===== Supplied records

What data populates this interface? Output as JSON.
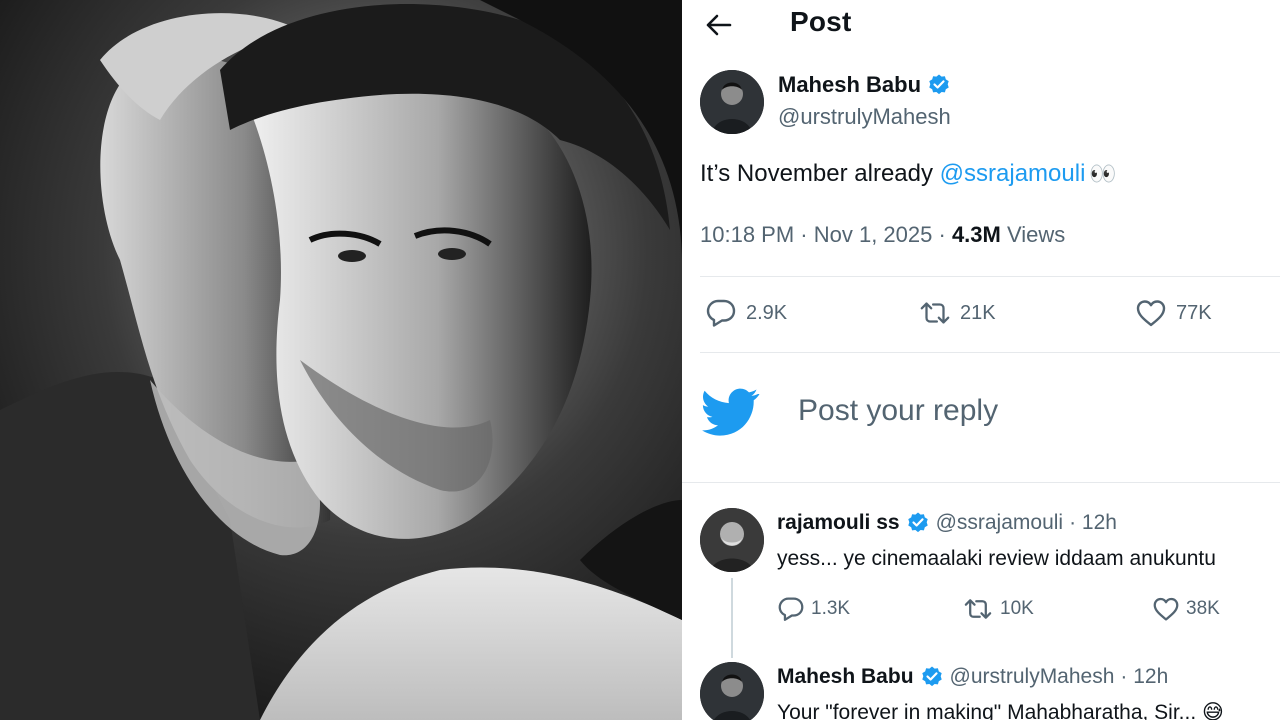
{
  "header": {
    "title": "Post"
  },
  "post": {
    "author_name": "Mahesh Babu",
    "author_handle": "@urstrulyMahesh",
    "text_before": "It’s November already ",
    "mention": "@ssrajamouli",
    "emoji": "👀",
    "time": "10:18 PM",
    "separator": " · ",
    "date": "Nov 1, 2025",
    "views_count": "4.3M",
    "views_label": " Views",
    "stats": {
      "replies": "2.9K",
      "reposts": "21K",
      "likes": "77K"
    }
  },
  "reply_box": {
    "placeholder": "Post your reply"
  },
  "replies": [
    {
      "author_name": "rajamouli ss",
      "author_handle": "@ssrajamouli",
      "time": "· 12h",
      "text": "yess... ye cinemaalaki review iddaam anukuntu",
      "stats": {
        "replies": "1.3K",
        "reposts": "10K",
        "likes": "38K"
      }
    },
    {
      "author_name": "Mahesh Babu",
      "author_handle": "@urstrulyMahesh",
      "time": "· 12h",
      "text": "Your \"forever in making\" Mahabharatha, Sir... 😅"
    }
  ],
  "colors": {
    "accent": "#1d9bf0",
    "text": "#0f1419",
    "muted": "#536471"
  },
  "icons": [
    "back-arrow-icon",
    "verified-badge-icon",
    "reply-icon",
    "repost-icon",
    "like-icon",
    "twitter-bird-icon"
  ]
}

==========
===== Supplied records

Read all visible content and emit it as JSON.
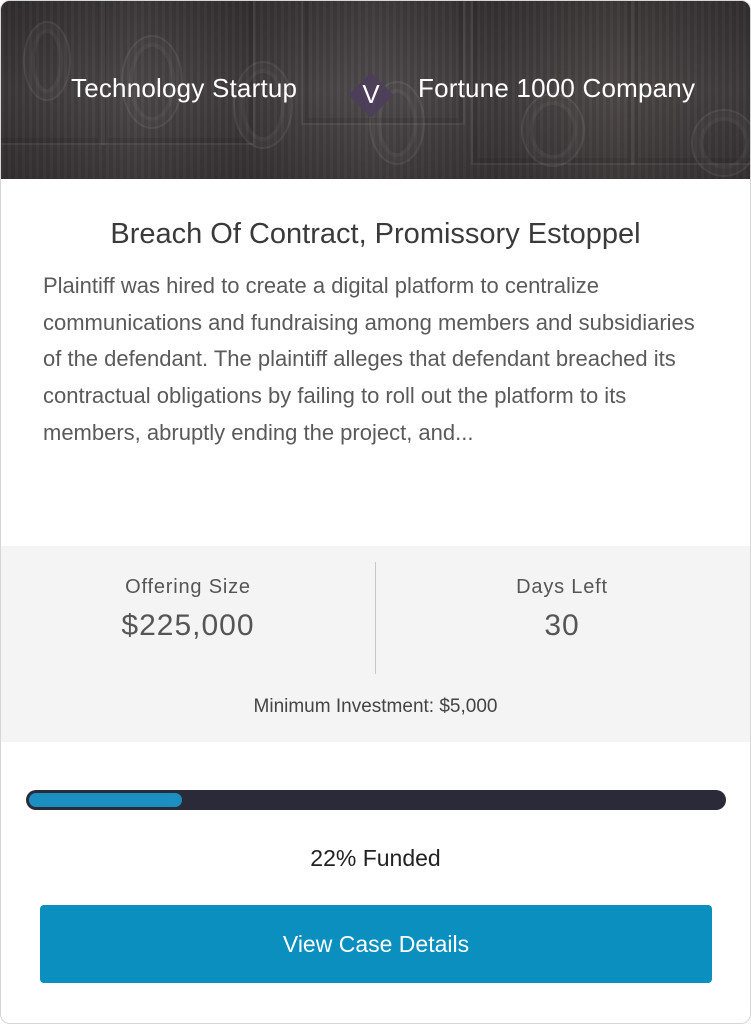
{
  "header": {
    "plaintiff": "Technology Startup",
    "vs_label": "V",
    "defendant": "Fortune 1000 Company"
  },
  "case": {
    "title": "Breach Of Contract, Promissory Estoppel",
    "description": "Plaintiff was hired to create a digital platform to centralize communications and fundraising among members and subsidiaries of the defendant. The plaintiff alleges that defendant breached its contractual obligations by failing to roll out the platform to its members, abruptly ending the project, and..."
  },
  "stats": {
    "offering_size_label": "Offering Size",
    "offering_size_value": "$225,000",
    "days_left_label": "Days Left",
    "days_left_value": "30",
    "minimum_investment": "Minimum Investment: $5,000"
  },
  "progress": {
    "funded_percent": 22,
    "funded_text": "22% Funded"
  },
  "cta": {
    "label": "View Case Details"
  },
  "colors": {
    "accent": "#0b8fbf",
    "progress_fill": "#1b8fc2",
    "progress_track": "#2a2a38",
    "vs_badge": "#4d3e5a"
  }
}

==========
===== Supplied records

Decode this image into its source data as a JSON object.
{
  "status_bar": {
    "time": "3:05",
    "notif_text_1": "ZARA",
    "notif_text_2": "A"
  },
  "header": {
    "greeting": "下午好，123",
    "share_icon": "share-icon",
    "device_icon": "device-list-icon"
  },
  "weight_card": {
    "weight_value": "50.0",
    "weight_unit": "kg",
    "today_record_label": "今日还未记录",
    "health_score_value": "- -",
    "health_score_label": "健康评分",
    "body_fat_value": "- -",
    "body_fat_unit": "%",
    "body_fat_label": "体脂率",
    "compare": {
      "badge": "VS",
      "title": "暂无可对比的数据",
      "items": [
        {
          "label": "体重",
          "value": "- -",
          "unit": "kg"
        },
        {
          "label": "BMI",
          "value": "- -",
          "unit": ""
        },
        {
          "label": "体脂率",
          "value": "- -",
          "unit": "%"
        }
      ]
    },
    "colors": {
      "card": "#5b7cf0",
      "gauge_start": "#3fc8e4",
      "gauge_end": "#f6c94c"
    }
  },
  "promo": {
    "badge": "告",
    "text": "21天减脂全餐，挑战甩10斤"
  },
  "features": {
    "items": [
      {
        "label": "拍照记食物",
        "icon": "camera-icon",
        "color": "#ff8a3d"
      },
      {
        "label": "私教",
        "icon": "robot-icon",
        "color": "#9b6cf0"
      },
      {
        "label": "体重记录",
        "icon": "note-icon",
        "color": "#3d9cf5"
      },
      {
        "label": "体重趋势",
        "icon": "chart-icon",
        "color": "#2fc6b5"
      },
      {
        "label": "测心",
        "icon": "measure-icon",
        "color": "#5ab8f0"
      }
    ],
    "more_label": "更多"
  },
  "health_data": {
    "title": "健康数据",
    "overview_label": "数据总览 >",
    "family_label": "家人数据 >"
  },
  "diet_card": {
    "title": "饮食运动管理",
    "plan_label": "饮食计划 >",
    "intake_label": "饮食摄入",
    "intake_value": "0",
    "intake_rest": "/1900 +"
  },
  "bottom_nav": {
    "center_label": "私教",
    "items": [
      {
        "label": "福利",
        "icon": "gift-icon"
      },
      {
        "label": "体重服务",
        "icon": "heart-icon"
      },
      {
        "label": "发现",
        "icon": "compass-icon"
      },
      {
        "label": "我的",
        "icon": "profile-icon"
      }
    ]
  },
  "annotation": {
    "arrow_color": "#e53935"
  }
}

==========

Written task. Which lines of the data include "Babu"? Copy each of them.

Written solution.
    "author_name": "Mahesh Babu",
      "author_name": "Mahesh Babu",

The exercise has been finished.